Collected data entries

********

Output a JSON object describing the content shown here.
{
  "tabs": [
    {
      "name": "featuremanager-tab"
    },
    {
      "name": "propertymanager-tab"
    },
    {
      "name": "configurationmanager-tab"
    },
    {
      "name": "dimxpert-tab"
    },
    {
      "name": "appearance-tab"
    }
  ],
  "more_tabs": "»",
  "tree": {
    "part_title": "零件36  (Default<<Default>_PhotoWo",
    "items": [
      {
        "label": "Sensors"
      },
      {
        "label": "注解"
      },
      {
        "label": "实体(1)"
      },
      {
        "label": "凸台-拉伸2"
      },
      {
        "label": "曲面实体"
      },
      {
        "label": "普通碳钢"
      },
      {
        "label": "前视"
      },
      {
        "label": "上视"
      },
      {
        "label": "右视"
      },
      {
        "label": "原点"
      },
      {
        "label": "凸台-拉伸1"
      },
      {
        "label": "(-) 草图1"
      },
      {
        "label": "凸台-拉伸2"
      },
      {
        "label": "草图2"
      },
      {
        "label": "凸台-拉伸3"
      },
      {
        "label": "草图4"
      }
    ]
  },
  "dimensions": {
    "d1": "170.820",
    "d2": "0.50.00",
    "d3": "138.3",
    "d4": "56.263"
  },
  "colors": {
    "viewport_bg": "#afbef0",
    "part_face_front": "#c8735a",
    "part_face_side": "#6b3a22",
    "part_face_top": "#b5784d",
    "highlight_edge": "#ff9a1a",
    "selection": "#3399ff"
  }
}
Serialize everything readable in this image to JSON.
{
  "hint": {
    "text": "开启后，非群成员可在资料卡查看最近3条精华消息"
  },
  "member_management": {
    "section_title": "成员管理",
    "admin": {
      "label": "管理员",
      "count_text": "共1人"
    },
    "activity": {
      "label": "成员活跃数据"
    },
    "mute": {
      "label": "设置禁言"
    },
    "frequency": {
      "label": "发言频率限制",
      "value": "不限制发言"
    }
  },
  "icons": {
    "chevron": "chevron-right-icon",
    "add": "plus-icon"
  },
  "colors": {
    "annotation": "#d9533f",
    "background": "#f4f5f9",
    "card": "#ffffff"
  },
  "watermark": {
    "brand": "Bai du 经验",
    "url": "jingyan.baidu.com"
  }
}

********

Return the lines beginning at the one that contains "Serialize everything readable" and continuing through the last line of the data, exactly as they stand and without any others.

Serialize everything readable in this image to JSON.
{
  "hint": {
    "text": "开启后，非群成员可在资料卡查看最近3条精华消息"
  },
  "member_management": {
    "section_title": "成员管理",
    "admin": {
      "label": "管理员",
      "count_text": "共1人"
    },
    "activity": {
      "label": "成员活跃数据"
    },
    "mute": {
      "label": "设置禁言"
    },
    "frequency": {
      "label": "发言频率限制",
      "value": "不限制发言"
    }
  },
  "icons": {
    "chevron": "chevron-right-icon",
    "add": "plus-icon"
  },
  "colors": {
    "annotation": "#d9533f",
    "background": "#f4f5f9",
    "card": "#ffffff"
  },
  "watermark": {
    "brand": "Bai du 经验",
    "url": "jingyan.baidu.com"
  }
}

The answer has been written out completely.